** Start Stored rows **
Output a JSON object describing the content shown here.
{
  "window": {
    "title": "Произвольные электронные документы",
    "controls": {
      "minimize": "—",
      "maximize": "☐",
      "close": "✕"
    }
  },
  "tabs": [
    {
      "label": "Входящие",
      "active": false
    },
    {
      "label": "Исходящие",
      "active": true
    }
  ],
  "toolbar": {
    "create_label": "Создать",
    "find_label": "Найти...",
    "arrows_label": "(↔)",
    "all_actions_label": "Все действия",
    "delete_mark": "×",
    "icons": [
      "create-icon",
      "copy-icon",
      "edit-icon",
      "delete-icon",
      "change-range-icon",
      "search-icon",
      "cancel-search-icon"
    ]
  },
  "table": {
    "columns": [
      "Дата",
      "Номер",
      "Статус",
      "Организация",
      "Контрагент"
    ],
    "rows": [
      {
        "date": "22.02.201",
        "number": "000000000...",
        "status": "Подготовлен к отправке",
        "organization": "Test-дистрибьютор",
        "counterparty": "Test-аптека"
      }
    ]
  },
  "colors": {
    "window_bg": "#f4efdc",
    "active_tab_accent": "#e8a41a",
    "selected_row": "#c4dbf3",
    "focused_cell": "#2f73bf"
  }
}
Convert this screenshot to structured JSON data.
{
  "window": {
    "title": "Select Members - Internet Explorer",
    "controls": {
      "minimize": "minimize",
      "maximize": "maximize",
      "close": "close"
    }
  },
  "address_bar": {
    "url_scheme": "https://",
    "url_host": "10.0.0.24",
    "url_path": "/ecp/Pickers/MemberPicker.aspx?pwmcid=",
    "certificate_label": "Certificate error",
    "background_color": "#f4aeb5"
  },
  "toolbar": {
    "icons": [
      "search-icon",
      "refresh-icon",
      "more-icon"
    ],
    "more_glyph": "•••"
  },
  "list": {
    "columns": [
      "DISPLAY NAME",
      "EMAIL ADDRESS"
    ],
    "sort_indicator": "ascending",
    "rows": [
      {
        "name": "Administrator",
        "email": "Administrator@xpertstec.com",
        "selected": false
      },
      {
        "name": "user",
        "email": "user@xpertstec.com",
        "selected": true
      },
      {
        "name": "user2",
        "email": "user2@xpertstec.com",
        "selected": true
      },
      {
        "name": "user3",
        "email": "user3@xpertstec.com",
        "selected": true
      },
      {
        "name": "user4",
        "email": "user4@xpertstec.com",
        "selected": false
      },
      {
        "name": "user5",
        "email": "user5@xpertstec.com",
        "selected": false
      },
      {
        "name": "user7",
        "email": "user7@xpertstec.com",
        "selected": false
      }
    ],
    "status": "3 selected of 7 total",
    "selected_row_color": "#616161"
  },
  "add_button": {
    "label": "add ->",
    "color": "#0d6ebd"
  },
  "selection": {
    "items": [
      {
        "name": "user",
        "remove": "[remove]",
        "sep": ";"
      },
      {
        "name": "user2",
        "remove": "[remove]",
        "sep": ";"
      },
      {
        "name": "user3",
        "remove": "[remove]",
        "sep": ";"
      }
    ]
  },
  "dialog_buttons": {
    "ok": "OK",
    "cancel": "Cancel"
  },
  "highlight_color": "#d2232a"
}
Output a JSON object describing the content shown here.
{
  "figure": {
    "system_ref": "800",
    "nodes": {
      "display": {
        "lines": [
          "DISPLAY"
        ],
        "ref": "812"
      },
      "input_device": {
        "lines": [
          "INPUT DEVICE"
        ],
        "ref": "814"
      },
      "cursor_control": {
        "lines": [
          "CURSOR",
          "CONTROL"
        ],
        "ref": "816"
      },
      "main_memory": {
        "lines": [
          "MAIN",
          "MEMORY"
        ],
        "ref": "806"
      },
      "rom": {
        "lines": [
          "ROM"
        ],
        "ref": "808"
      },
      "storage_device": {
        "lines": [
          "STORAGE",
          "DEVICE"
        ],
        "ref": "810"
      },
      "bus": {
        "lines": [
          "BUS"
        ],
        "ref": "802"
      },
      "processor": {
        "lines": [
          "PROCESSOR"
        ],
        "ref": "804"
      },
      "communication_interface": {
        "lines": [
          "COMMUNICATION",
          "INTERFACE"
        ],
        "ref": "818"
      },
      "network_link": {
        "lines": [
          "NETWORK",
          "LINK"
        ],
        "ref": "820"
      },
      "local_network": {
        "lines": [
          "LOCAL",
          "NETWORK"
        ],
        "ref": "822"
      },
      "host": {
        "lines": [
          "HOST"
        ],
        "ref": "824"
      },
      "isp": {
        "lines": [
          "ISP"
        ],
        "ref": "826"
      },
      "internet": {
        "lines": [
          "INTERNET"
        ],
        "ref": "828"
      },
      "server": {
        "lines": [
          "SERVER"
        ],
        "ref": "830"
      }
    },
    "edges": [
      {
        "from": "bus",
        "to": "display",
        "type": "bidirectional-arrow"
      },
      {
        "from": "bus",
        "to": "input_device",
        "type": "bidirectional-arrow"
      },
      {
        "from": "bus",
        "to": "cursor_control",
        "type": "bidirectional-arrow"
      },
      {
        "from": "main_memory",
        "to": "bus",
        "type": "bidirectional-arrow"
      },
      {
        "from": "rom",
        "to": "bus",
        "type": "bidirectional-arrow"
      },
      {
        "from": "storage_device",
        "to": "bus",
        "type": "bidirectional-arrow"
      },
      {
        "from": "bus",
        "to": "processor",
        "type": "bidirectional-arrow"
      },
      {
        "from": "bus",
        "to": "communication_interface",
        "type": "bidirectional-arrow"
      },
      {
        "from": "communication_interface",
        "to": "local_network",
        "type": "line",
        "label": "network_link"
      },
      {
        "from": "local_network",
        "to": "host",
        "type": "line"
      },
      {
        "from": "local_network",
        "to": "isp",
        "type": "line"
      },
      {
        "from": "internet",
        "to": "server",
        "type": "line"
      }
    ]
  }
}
** End Stored rows **
• _Written request_
Give a word-for-word copy of the records.

• _Expected answer_
Output a JSON object describing the content shown here.
{
  "window": {
    "title": "Произвольные электронные документы",
    "controls": {
      "minimize": "—",
      "maximize": "☐",
      "close": "✕"
    }
  },
  "tabs": [
    {
      "label": "Входящие",
      "active": false
    },
    {
      "label": "Исходящие",
      "active": true
    }
  ],
  "toolbar": {
    "create_label": "Создать",
    "find_label": "Найти...",
    "arrows_label": "(↔)",
    "all_actions_label": "Все действия",
    "delete_mark": "×",
    "icons": [
      "create-icon",
      "copy-icon",
      "edit-icon",
      "delete-icon",
      "change-range-icon",
      "search-icon",
      "cancel-search-icon"
    ]
  },
  "table": {
    "columns": [
      "Дата",
      "Номер",
      "Статус",
      "Организация",
      "Контрагент"
    ],
    "rows": [
      {
        "date": "22.02.201",
        "number": "000000000...",
        "status": "Подготовлен к отправке",
        "organization": "Test-дистрибьютор",
        "counterparty": "Test-аптека"
      }
    ]
  },
  "colors": {
    "window_bg": "#f4efdc",
    "active_tab_accent": "#e8a41a",
    "selected_row": "#c4dbf3",
    "focused_cell": "#2f73bf"
  }
}
Convert this screenshot to structured JSON data.
{
  "window": {
    "title": "Select Members - Internet Explorer",
    "controls": {
      "minimize": "minimize",
      "maximize": "maximize",
      "close": "close"
    }
  },
  "address_bar": {
    "url_scheme": "https://",
    "url_host": "10.0.0.24",
    "url_path": "/ecp/Pickers/MemberPicker.aspx?pwmcid=",
    "certificate_label": "Certificate error",
    "background_color": "#f4aeb5"
  },
  "toolbar": {
    "icons": [
      "search-icon",
      "refresh-icon",
      "more-icon"
    ],
    "more_glyph": "•••"
  },
  "list": {
    "columns": [
      "DISPLAY NAME",
      "EMAIL ADDRESS"
    ],
    "sort_indicator": "ascending",
    "rows": [
      {
        "name": "Administrator",
        "email": "Administrator@xpertstec.com",
        "selected": false
      },
      {
        "name": "user",
        "email": "user@xpertstec.com",
        "selected": true
      },
      {
        "name": "user2",
        "email": "user2@xpertstec.com",
        "selected": true
      },
      {
        "name": "user3",
        "email": "user3@xpertstec.com",
        "selected": true
      },
      {
        "name": "user4",
        "email": "user4@xpertstec.com",
        "selected": false
      },
      {
        "name": "user5",
        "email": "user5@xpertstec.com",
        "selected": false
      },
      {
        "name": "user7",
        "email": "user7@xpertstec.com",
        "selected": false
      }
    ],
    "status": "3 selected of 7 total",
    "selected_row_color": "#616161"
  },
  "add_button": {
    "label": "add ->",
    "color": "#0d6ebd"
  },
  "selection": {
    "items": [
      {
        "name": "user",
        "remove": "[remove]",
        "sep": ";"
      },
      {
        "name": "user2",
        "remove": "[remove]",
        "sep": ";"
      },
      {
        "name": "user3",
        "remove": "[remove]",
        "sep": ";"
      }
    ]
  },
  "dialog_buttons": {
    "ok": "OK",
    "cancel": "Cancel"
  },
  "highlight_color": "#d2232a"
}
Output a JSON object describing the content shown here.
{
  "figure": {
    "system_ref": "800",
    "nodes": {
      "display": {
        "lines": [
          "DISPLAY"
        ],
        "ref": "812"
      },
      "input_device": {
        "lines": [
          "INPUT DEVICE"
        ],
        "ref": "814"
      },
      "cursor_control": {
        "lines": [
          "CURSOR",
          "CONTROL"
        ],
        "ref": "816"
      },
      "main_memory": {
        "lines": [
          "MAIN",
          "MEMORY"
        ],
        "ref": "806"
      },
      "rom": {
        "lines": [
          "ROM"
        ],
        "ref": "808"
      },
      "storage_device": {
        "lines": [
          "STORAGE",
          "DEVICE"
        ],
        "ref": "810"
      },
      "bus": {
        "lines": [
          "BUS"
        ],
        "ref": "802"
      },
      "processor": {
        "lines": [
          "PROCESSOR"
        ],
        "ref": "804"
      },
      "communication_interface": {
        "lines": [
          "COMMUNICATION",
          "INTERFACE"
        ],
        "ref": "818"
      },
      "network_link": {
        "lines": [
          "NETWORK",
          "LINK"
        ],
        "ref": "820"
      },
      "local_network": {
        "lines": [
          "LOCAL",
          "NETWORK"
        ],
        "ref": "822"
      },
      "host": {
        "lines": [
          "HOST"
        ],
        "ref": "824"
      },
      "isp": {
        "lines": [
          "ISP"
        ],
        "ref": "826"
      },
      "internet": {
        "lines": [
          "INTERNET"
        ],
        "ref": "828"
      },
      "server": {
        "lines": [
          "SERVER"
        ],
        "ref": "830"
      }
    },
    "edges": [
      {
        "from": "bus",
        "to": "display",
        "type": "bidirectional-arrow"
      },
      {
        "from": "bus",
        "to": "input_device",
        "type": "bidirectional-arrow"
      },
      {
        "from": "bus",
        "to": "cursor_control",
        "type": "bidirectional-arrow"
      },
      {
        "from": "main_memory",
        "to": "bus",
        "type": "bidirectional-arrow"
      },
      {
        "from": "rom",
        "to": "bus",
        "type": "bidirectional-arrow"
      },
      {
        "from": "storage_device",
        "to": "bus",
        "type": "bidirectional-arrow"
      },
      {
        "from": "bus",
        "to": "processor",
        "type": "bidirectional-arrow"
      },
      {
        "from": "bus",
        "to": "communication_interface",
        "type": "bidirectional-arrow"
      },
      {
        "from": "communication_interface",
        "to": "local_network",
        "type": "line",
        "label": "network_link"
      },
      {
        "from": "local_network",
        "to": "host",
        "type": "line"
      },
      {
        "from": "local_network",
        "to": "isp",
        "type": "line"
      },
      {
        "from": "internet",
        "to": "server",
        "type": "line"
      }
    ]
  }
}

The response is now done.